### WORK TO DO
Can you copy the records verbatim, covering the stretch from their first line through the line that contains "step 4: 4 (798, 216, 807, 228)", with both ends included?

### SUPPLIED RECORDS
▬▬▬▬▬▬▬▬▬▬

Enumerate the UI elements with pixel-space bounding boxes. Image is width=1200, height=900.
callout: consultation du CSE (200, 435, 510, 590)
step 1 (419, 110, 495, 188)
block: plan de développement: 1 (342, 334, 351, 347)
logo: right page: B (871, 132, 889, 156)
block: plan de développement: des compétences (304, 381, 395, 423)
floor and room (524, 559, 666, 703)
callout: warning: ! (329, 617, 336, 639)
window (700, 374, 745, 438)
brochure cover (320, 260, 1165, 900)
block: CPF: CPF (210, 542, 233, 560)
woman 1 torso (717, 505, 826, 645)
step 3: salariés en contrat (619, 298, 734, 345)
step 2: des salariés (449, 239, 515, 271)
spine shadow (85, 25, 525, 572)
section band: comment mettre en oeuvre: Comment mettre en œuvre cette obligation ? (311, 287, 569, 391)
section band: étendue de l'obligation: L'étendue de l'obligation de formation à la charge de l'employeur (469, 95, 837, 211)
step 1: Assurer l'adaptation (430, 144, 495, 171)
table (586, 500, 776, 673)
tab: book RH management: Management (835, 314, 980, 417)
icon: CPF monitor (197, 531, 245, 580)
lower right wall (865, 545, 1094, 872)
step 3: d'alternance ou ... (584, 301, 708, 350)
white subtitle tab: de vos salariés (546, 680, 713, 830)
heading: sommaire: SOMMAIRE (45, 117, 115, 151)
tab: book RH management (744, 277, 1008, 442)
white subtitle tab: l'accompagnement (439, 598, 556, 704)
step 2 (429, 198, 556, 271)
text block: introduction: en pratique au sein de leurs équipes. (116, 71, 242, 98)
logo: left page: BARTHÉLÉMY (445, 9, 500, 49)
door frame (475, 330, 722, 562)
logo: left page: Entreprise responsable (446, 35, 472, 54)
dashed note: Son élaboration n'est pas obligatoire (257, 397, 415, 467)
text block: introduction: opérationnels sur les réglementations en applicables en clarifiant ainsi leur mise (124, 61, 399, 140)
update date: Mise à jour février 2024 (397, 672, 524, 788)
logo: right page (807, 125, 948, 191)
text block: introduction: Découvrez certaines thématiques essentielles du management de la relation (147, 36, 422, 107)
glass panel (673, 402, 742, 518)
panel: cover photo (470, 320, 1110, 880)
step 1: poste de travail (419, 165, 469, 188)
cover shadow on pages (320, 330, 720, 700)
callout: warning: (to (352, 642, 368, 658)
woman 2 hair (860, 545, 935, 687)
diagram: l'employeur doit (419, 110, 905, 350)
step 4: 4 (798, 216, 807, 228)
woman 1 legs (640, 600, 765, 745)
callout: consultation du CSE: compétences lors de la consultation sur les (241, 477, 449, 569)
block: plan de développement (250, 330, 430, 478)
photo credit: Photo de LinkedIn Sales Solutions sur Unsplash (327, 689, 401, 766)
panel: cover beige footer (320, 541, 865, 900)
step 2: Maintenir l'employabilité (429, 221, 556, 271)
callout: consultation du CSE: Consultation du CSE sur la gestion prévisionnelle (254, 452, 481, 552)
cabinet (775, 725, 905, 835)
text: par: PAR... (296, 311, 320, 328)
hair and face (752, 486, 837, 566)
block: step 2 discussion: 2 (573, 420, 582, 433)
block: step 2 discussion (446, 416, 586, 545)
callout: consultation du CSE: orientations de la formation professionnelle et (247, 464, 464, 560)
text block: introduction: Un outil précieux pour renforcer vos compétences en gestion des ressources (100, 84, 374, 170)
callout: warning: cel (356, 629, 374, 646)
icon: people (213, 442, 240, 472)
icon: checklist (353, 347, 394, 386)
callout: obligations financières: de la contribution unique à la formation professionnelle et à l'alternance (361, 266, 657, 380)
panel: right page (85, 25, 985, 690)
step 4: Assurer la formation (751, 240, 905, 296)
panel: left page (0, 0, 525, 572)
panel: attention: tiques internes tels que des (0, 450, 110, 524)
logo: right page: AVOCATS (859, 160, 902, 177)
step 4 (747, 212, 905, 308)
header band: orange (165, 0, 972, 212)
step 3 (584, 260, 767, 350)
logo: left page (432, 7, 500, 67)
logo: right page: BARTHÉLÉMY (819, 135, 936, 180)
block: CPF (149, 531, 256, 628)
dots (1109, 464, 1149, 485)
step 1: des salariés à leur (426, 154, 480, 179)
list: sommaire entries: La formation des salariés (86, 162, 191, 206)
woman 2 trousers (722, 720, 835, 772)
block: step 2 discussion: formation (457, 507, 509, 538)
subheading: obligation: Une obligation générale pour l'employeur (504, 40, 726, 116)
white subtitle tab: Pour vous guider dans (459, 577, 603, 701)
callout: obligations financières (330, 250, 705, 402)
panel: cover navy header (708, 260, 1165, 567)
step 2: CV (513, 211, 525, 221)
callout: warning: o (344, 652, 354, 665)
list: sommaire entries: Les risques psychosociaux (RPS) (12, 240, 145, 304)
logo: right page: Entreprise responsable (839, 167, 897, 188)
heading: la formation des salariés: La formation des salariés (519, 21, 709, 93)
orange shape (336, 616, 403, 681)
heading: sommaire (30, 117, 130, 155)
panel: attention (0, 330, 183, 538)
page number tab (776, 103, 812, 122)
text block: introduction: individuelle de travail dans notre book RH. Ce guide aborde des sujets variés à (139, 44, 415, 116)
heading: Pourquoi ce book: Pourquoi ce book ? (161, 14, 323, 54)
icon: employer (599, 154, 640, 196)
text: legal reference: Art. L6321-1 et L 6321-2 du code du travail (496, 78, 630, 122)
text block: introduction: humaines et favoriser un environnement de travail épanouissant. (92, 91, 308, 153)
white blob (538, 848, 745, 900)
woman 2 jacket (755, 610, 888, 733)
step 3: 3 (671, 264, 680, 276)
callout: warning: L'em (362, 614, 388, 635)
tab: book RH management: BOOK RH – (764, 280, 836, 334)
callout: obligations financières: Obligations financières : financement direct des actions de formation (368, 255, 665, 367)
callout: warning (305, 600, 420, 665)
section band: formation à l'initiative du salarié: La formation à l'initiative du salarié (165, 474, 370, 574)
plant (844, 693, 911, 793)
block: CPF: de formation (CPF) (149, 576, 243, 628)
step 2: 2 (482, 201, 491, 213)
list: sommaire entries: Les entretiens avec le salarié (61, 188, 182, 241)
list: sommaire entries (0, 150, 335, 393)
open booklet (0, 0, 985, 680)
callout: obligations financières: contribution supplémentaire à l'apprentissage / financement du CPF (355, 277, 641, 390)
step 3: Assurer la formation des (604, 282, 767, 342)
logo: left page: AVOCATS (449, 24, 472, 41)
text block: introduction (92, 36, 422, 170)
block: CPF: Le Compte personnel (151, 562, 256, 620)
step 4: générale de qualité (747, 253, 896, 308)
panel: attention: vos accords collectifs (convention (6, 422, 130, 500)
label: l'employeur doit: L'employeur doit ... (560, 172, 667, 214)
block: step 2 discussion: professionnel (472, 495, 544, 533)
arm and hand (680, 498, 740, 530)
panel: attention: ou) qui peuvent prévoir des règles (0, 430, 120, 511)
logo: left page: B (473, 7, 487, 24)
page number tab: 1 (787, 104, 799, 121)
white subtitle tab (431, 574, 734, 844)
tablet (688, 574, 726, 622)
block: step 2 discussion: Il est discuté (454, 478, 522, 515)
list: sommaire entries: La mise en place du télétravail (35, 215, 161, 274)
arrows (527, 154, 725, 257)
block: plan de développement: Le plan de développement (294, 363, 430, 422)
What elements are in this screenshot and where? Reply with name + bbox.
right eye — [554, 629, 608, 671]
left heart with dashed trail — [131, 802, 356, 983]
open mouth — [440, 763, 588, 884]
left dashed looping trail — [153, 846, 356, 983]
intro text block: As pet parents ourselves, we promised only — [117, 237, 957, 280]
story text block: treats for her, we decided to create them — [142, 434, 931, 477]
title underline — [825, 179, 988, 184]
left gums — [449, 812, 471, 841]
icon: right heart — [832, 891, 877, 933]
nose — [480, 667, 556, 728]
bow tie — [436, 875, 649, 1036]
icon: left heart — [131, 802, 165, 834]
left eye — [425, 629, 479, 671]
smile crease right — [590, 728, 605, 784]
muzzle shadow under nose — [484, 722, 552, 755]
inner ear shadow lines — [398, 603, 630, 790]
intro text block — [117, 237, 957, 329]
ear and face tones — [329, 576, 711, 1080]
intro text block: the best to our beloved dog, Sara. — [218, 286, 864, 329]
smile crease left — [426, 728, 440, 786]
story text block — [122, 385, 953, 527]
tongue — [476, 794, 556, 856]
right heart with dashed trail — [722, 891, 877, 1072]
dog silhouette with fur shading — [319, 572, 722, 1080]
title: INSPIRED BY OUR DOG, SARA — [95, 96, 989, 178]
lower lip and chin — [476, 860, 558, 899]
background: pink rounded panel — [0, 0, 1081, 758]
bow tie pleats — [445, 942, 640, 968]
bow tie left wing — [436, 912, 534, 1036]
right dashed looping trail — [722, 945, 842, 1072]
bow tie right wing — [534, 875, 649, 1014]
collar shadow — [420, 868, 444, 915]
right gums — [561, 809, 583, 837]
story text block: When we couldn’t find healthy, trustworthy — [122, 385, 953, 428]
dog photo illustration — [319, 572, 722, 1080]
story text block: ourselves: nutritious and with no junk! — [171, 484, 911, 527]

▬▬▬▬▬▬▬▬▬▬

### EXERCISE SOLUTION
Enumerate the UI elements with pixel-space bounding boxes. Image is width=1200, height=900.
callout: consultation du CSE (200, 435, 510, 590)
step 1 (419, 110, 495, 188)
block: plan de développement: 1 (342, 334, 351, 347)
logo: right page: B (871, 132, 889, 156)
block: plan de développement: des compétences (304, 381, 395, 423)
floor and room (524, 559, 666, 703)
callout: warning: ! (329, 617, 336, 639)
window (700, 374, 745, 438)
brochure cover (320, 260, 1165, 900)
block: CPF: CPF (210, 542, 233, 560)
woman 1 torso (717, 505, 826, 645)
step 3: salariés en contrat (619, 298, 734, 345)
step 2: des salariés (449, 239, 515, 271)
spine shadow (85, 25, 525, 572)
section band: comment mettre en oeuvre: Comment mettre en œuvre cette obligation ? (311, 287, 569, 391)
section band: étendue de l'obligation: L'étendue de l'obligation de formation à la charge de l'employeur (469, 95, 837, 211)
step 1: Assurer l'adaptation (430, 144, 495, 171)
table (586, 500, 776, 673)
tab: book RH management: Management (835, 314, 980, 417)
icon: CPF monitor (197, 531, 245, 580)
lower right wall (865, 545, 1094, 872)
step 3: d'alternance ou ... (584, 301, 708, 350)
white subtitle tab: de vos salariés (546, 680, 713, 830)
heading: sommaire: SOMMAIRE (45, 117, 115, 151)
tab: book RH management (744, 277, 1008, 442)
white subtitle tab: l'accompagnement (439, 598, 556, 704)
step 2 (429, 198, 556, 271)
text block: introduction: en pratique au sein de leurs équipes. (116, 71, 242, 98)
logo: left page: BARTHÉLÉMY (445, 9, 500, 49)
door frame (475, 330, 722, 562)
logo: left page: Entreprise responsable (446, 35, 472, 54)
dashed note: Son élaboration n'est pas obligatoire (257, 397, 415, 467)
text block: introduction: opérationnels sur les réglementations en applicables en clarifiant ainsi leur mise (124, 61, 399, 140)
update date: Mise à jour février 2024 (397, 672, 524, 788)
logo: right page (807, 125, 948, 191)
text block: introduction: Découvrez certaines thématiques essentielles du management de la relation (147, 36, 422, 107)
glass panel (673, 402, 742, 518)
panel: cover photo (470, 320, 1110, 880)
step 1: poste de travail (419, 165, 469, 188)
cover shadow on pages (320, 330, 720, 700)
callout: warning: (to (352, 642, 368, 658)
woman 2 hair (860, 545, 935, 687)
diagram: l'employeur doit (419, 110, 905, 350)
step 4: 4 (798, 216, 807, 228)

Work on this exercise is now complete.